WORK TO BE COMPLETED -> Quote all lines below exactly. Images stay out.

GIVEN ENTRIES ->

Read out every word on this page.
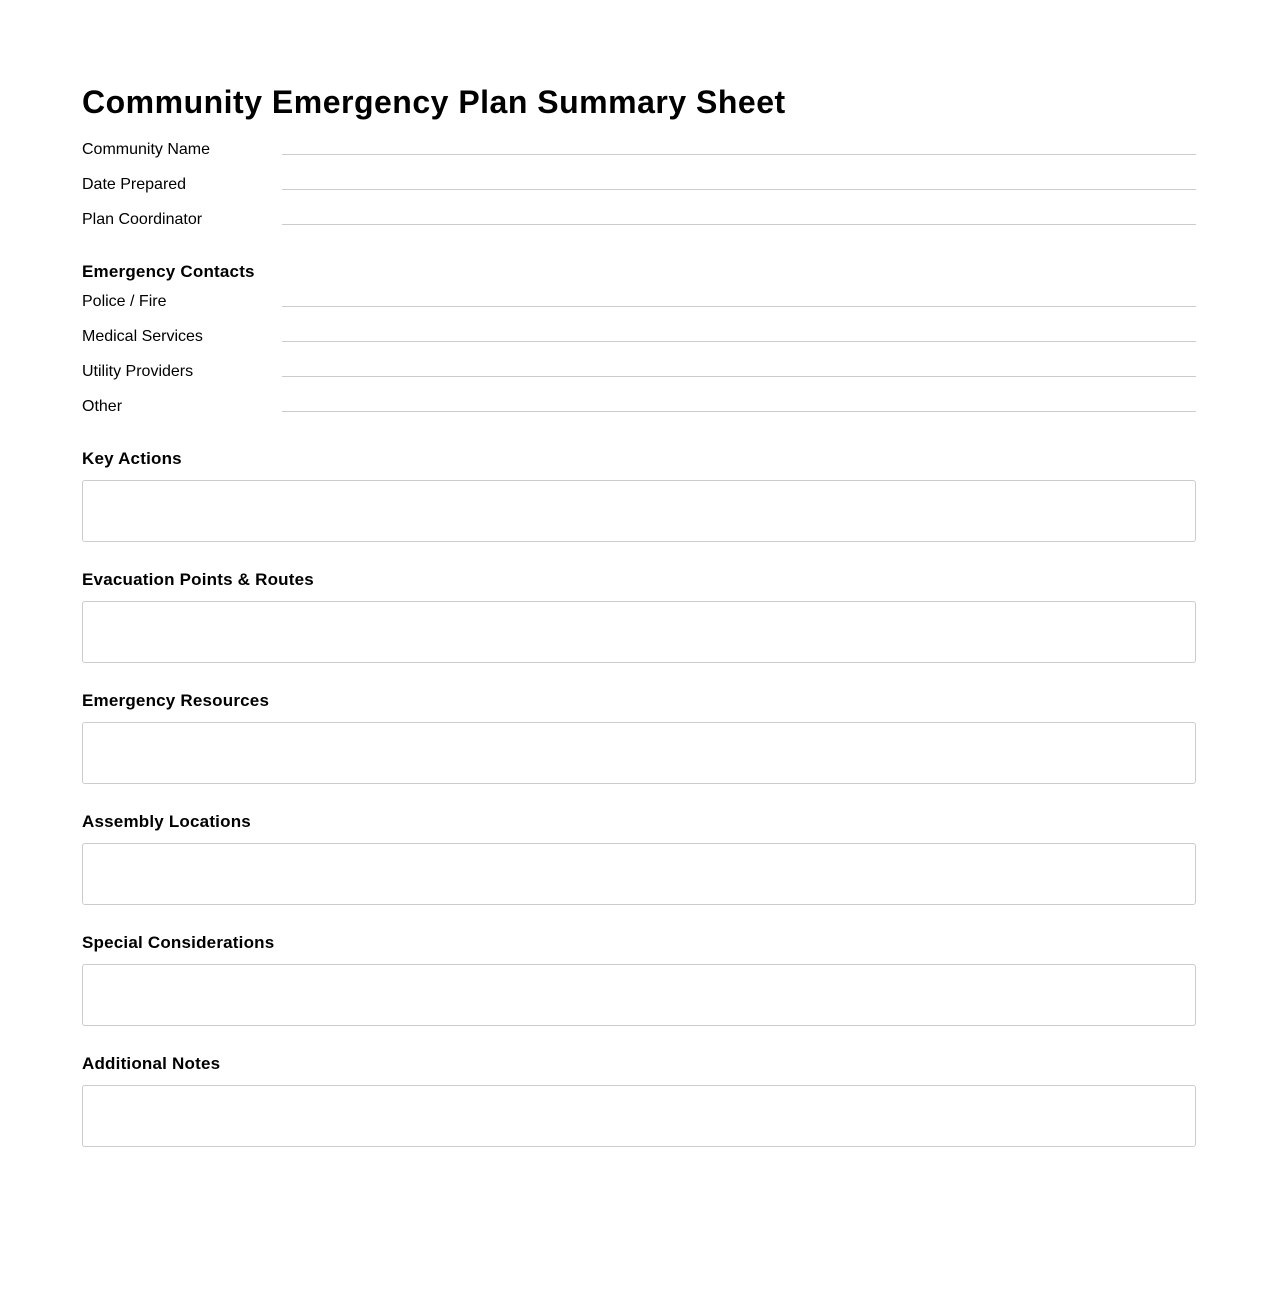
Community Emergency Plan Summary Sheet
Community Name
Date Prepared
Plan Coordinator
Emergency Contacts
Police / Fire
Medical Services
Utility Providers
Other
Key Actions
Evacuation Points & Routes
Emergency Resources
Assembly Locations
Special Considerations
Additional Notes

WORKED ANSWER ->
Read out every word on this page.
Community Emergency Plan Summary Sheet
Community Name
Date Prepared
Plan Coordinator
Emergency Contacts
Police / Fire
Medical Services
Utility Providers
Other
Key Actions
Evacuation Points & Routes
Emergency Resources
Assembly Locations
Special Considerations
Additional Notes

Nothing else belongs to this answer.